Show each line that has the string "your" in it.
__________
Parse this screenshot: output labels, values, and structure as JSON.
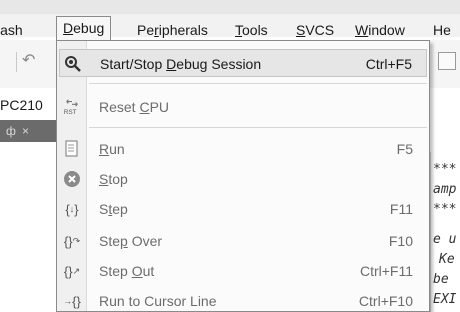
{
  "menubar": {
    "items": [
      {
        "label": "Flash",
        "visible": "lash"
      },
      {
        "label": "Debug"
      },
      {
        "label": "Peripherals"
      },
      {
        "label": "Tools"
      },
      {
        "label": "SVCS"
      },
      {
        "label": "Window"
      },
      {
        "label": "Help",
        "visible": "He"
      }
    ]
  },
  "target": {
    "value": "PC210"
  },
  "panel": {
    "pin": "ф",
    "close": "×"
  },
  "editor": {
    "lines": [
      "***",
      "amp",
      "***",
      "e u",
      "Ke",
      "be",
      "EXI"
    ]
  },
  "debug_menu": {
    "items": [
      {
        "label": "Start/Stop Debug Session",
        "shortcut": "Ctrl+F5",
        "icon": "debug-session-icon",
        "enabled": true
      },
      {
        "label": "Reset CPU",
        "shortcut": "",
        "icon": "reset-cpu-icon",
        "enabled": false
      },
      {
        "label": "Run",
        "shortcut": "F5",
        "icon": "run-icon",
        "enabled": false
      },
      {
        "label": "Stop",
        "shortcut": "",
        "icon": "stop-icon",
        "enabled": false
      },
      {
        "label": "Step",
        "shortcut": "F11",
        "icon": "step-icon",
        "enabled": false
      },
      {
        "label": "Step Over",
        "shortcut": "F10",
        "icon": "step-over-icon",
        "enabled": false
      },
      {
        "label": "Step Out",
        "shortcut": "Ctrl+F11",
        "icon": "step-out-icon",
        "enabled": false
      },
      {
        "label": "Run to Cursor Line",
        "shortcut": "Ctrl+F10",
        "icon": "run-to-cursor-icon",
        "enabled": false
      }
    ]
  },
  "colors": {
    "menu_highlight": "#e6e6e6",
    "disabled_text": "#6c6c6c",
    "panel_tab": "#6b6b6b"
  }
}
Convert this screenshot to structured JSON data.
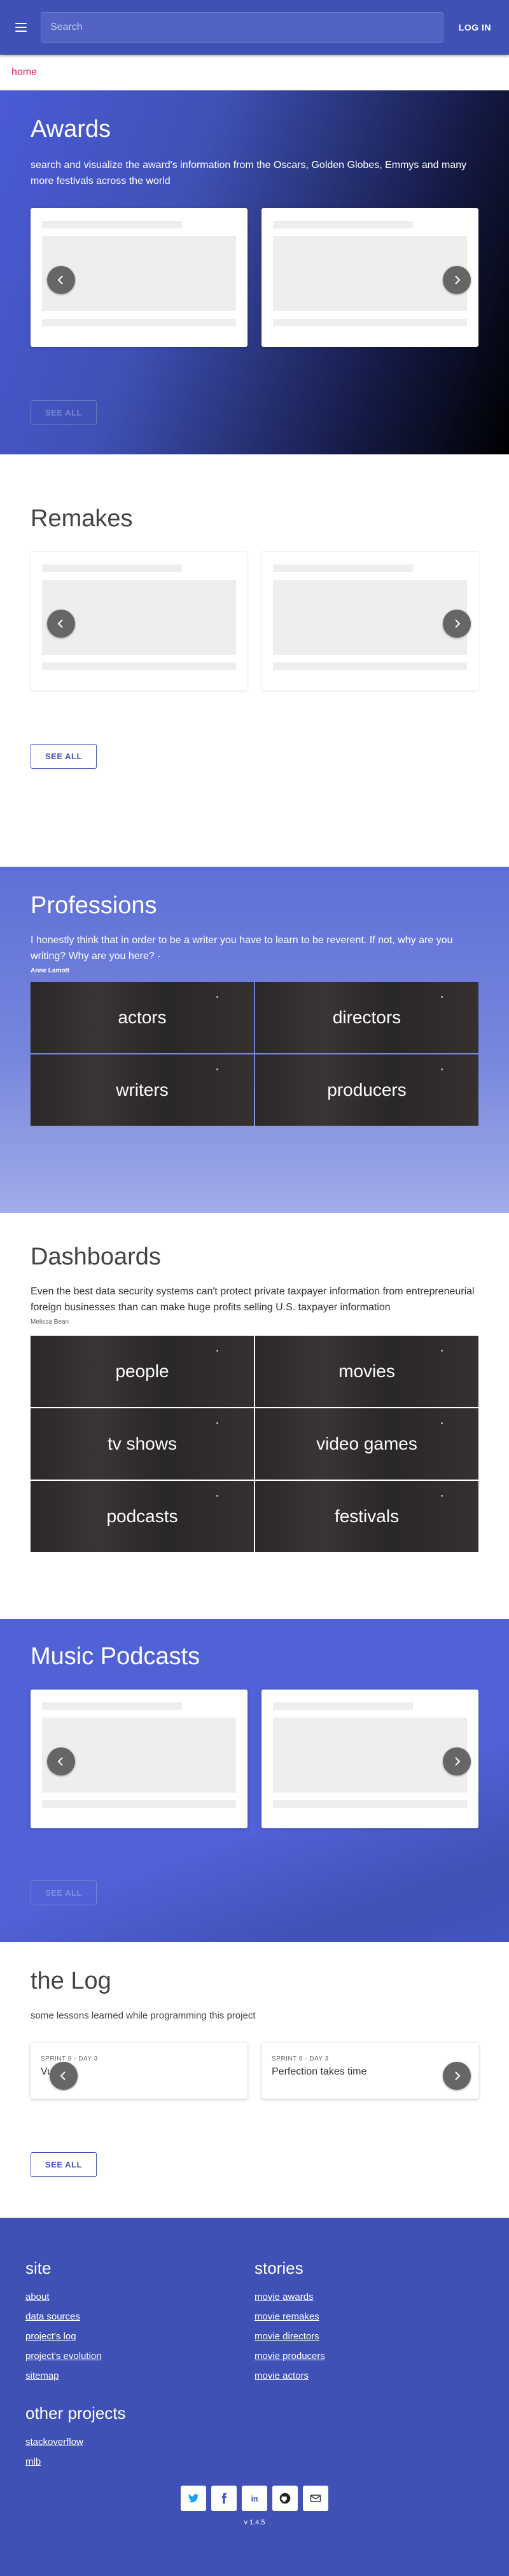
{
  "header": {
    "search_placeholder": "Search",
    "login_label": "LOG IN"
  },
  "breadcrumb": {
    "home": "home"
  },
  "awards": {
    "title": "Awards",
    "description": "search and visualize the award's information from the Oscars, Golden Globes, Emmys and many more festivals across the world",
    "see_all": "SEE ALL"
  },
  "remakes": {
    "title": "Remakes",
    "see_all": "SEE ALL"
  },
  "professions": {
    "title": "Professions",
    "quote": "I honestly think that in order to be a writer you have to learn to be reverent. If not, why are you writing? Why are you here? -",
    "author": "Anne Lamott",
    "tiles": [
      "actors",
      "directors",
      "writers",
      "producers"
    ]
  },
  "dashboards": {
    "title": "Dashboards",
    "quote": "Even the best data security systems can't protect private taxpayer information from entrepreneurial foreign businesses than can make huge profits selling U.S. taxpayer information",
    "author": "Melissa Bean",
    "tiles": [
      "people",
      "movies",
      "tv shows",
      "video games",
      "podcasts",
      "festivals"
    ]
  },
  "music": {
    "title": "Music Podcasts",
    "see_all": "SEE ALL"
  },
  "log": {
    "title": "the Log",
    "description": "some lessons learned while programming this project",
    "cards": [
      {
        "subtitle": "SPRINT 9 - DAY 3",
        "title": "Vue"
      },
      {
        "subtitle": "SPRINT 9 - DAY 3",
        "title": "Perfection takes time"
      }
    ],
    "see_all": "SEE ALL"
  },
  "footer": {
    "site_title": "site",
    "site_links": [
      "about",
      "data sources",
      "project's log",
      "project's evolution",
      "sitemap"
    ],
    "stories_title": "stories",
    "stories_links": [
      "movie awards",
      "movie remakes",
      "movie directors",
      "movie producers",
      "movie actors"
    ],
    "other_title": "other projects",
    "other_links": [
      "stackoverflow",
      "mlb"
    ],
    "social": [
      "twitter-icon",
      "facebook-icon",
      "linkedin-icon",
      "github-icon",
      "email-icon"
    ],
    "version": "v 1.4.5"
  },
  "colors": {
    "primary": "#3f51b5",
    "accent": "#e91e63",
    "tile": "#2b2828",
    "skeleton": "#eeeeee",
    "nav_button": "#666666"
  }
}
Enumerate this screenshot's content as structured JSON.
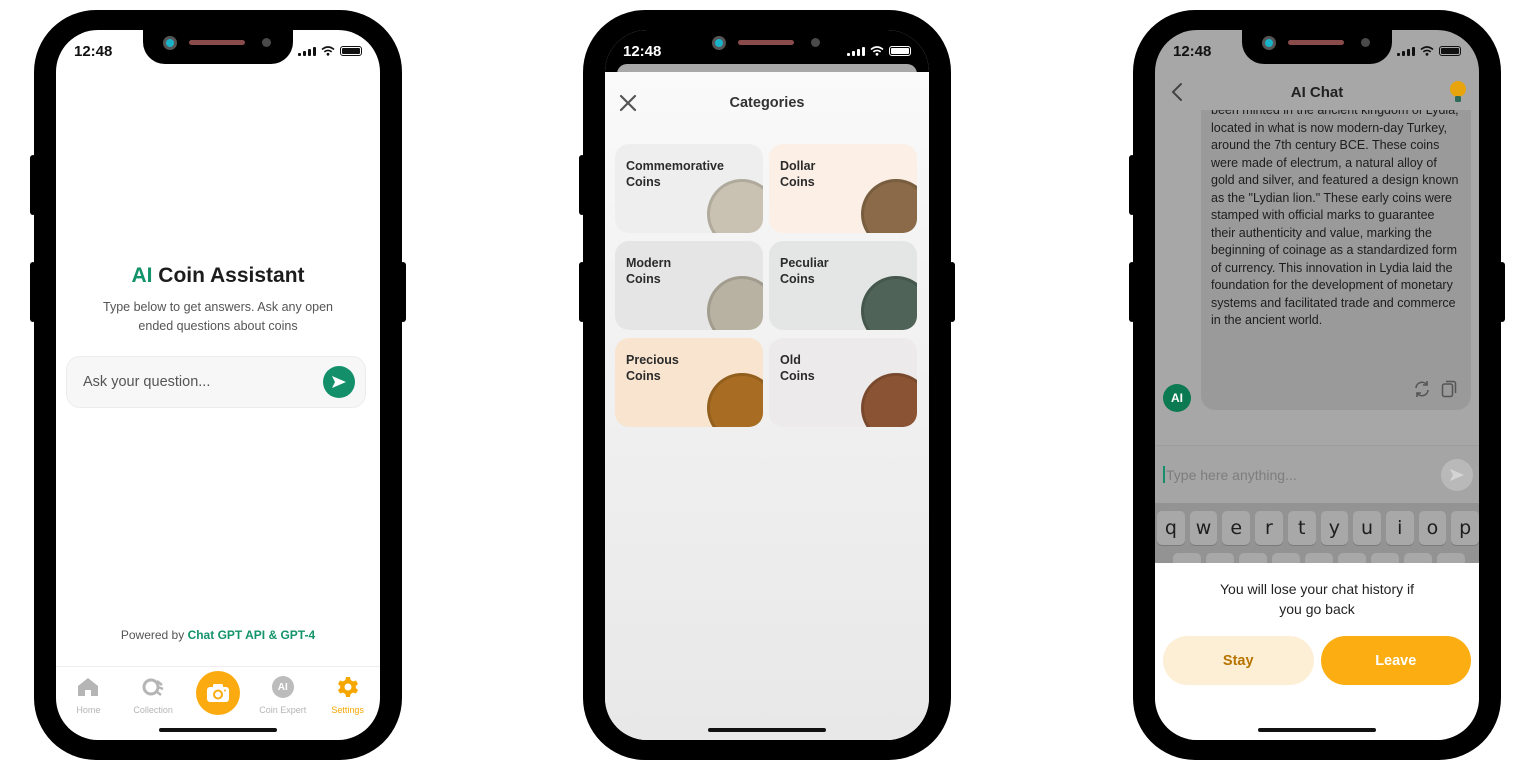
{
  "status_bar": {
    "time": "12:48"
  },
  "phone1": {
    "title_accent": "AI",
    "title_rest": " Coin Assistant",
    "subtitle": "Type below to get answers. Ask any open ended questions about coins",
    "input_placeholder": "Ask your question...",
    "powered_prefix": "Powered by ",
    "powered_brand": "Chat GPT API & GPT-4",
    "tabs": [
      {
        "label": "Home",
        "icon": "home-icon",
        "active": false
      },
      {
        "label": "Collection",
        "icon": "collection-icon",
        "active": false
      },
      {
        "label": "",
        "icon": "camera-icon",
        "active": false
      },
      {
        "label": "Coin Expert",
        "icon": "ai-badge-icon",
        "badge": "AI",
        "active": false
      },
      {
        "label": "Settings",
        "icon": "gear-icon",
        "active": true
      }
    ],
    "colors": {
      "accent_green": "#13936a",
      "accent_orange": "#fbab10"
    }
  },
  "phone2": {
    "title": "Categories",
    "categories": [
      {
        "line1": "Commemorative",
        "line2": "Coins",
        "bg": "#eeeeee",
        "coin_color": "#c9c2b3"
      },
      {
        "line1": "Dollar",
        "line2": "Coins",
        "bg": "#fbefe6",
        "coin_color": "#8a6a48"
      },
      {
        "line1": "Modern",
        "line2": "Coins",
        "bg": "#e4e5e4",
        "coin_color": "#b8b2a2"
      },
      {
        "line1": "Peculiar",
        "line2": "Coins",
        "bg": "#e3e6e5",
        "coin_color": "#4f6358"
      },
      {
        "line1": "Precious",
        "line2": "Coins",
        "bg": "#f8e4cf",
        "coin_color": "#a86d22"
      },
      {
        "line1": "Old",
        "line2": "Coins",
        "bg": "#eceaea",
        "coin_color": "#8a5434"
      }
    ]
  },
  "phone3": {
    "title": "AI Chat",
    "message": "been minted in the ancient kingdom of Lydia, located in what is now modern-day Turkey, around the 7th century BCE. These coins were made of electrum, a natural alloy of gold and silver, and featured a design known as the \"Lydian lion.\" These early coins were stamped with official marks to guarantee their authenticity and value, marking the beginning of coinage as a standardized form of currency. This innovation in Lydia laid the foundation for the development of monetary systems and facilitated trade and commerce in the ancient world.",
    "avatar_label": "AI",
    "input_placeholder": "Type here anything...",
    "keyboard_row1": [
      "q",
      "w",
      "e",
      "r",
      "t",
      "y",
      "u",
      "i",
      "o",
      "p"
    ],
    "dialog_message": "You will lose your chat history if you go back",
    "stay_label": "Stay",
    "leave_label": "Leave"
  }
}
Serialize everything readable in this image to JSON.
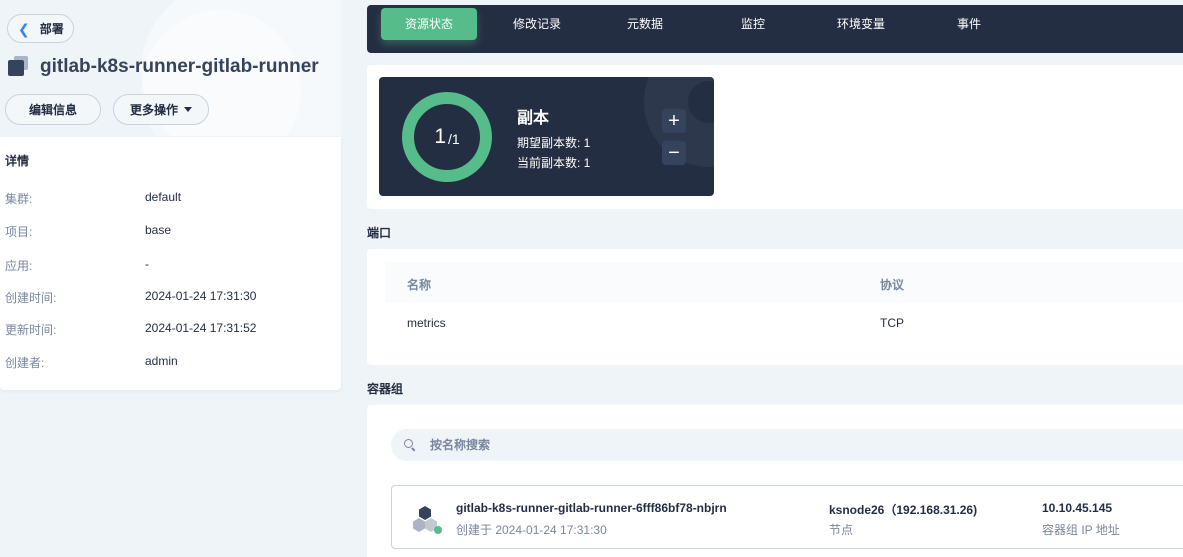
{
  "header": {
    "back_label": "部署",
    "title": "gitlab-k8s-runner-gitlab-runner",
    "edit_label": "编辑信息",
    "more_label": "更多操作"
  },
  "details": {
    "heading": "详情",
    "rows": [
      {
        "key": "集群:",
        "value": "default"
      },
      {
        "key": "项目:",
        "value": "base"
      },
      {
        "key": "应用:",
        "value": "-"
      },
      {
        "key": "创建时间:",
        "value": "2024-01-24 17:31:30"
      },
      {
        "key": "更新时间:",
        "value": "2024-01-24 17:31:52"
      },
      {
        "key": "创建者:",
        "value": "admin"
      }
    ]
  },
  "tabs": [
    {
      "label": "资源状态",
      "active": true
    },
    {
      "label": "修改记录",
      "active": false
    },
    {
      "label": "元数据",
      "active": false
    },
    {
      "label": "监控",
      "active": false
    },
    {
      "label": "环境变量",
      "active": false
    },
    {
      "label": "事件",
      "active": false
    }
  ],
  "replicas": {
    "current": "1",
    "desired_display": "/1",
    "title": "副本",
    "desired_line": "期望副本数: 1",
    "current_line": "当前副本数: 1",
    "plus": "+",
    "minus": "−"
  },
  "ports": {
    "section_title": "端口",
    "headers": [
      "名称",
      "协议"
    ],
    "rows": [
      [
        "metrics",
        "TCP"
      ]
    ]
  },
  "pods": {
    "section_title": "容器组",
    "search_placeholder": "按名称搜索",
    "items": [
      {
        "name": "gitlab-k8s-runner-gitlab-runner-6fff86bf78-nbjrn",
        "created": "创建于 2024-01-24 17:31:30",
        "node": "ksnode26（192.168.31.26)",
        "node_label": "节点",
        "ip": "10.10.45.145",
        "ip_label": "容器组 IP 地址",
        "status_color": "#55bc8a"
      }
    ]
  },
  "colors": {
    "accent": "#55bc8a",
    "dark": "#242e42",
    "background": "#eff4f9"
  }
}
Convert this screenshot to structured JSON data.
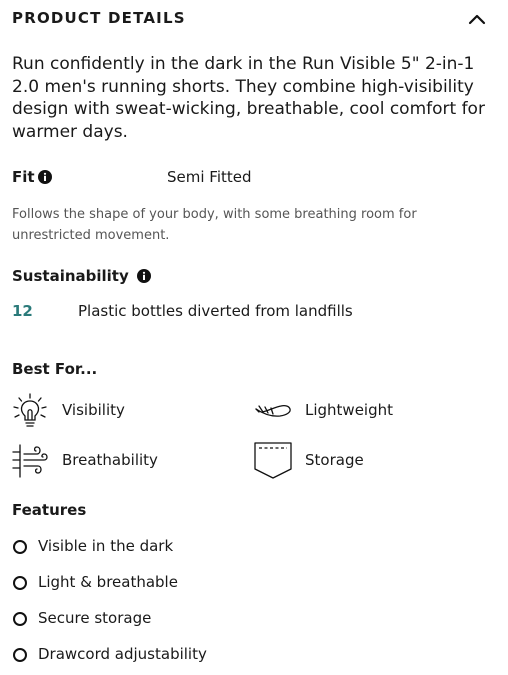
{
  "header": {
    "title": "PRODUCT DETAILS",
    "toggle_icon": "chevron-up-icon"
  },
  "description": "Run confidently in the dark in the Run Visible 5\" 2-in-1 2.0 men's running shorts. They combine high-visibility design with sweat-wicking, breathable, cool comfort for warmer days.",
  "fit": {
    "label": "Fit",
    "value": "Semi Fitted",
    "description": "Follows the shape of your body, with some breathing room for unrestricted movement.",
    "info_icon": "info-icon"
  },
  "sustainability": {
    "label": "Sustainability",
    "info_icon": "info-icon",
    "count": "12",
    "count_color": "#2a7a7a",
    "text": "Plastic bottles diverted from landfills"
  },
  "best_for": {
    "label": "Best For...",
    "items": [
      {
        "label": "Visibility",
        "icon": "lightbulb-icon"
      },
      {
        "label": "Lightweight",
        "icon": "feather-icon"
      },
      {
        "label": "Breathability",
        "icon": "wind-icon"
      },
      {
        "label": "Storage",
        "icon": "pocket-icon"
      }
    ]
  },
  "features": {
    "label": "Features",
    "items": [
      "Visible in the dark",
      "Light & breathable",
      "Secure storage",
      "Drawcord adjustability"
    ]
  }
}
__________
# REPLY
    "input_placeholder": "Ask your question...",
    "dialog_message": "You will lose your chat history if you go back",
    "description": "Follows the shape of your body, with some breathing room for unrestricted movement.",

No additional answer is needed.